- Figure dataset records
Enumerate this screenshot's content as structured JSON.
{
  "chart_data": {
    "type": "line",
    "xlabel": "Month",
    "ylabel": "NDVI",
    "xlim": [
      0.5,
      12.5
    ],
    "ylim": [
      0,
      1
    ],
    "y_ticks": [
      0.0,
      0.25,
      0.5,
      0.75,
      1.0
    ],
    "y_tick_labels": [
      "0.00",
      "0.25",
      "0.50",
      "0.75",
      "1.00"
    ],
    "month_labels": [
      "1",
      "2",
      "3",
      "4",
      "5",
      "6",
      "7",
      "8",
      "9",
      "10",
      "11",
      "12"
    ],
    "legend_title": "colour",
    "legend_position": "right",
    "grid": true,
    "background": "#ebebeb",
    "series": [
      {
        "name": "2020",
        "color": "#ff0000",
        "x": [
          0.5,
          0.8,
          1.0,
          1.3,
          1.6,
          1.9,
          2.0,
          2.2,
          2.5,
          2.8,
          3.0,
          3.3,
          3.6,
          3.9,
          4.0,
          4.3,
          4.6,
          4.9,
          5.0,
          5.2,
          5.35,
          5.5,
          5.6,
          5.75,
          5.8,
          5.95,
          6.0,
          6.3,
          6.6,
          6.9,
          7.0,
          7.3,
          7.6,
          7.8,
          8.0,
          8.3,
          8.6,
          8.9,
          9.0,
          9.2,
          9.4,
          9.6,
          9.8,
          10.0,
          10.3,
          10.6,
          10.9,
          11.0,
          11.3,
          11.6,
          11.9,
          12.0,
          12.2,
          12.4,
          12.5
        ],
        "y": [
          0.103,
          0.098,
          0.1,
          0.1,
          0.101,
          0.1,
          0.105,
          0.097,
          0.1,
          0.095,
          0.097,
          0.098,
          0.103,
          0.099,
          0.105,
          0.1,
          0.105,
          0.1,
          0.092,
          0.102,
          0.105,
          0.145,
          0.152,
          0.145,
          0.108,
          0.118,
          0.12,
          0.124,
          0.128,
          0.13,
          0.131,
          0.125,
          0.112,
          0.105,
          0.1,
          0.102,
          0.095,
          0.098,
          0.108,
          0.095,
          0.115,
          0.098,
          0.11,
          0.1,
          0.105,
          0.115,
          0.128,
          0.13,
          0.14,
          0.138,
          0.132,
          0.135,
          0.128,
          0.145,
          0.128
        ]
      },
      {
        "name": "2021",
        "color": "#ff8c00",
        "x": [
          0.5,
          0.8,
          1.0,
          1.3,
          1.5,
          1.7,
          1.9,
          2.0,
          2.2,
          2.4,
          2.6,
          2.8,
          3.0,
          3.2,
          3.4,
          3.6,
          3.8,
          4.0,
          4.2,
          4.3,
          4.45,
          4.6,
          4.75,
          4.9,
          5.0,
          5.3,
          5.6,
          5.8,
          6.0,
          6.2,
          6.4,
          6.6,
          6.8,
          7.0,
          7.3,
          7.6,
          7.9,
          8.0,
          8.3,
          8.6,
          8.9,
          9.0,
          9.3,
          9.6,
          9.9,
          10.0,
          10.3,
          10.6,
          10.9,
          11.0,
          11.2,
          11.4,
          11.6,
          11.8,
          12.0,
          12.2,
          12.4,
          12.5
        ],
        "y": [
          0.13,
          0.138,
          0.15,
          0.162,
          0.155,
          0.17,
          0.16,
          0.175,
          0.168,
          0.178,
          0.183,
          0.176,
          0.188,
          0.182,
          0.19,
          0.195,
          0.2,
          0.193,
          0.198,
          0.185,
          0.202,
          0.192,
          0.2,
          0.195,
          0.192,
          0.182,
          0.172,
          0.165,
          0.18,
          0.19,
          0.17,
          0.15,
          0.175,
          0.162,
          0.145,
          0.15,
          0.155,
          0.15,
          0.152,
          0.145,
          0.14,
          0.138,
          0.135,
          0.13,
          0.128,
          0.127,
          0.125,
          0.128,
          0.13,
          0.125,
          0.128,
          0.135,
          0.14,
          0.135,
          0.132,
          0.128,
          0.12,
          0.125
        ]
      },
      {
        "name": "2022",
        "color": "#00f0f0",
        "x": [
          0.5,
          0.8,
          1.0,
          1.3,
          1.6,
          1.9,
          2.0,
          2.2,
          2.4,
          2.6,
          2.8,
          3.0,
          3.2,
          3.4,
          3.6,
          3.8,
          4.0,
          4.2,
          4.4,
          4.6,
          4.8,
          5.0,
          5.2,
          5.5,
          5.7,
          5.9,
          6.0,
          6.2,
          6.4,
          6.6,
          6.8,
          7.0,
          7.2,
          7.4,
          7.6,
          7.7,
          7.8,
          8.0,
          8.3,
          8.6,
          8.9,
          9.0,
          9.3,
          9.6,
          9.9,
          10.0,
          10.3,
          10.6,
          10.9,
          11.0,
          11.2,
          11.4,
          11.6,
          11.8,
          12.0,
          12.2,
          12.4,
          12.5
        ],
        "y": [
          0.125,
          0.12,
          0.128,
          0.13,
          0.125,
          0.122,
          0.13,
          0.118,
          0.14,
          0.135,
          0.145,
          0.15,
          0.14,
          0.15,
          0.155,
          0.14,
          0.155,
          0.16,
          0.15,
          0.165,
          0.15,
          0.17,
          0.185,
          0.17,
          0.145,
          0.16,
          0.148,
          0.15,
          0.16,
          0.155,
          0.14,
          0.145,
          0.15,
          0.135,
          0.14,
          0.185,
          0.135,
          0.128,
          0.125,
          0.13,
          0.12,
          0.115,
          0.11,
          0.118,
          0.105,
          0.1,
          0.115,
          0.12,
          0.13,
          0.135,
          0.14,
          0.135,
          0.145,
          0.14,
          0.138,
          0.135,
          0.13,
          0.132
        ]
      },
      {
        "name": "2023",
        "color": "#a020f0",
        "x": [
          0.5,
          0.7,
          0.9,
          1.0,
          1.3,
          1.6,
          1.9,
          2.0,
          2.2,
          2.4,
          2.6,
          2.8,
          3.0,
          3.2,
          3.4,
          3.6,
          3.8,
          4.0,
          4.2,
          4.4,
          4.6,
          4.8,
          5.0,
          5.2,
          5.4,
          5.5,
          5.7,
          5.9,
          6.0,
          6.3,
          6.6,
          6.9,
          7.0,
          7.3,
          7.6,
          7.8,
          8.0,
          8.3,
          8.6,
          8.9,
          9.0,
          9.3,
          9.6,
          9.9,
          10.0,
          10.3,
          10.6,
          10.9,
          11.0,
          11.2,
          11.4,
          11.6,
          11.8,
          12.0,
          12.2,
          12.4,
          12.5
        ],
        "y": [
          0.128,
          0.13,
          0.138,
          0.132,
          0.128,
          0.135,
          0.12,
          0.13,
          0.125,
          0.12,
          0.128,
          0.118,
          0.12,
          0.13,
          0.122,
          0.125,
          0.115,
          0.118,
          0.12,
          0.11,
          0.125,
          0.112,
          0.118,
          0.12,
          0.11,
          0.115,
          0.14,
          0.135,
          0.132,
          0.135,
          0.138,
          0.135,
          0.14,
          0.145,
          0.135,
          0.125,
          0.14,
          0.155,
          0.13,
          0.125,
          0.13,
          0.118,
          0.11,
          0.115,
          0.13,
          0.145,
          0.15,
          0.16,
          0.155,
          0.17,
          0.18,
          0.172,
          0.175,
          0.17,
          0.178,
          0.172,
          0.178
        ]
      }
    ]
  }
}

- PROBLEM DETAILS
Pull out each line containing the word "color" and copy it.

- EXERCISE RESULT
        "color": "#ff0000",
        "color": "#ff8c00",
        "color": "#00f0f0",
        "color": "#a020f0",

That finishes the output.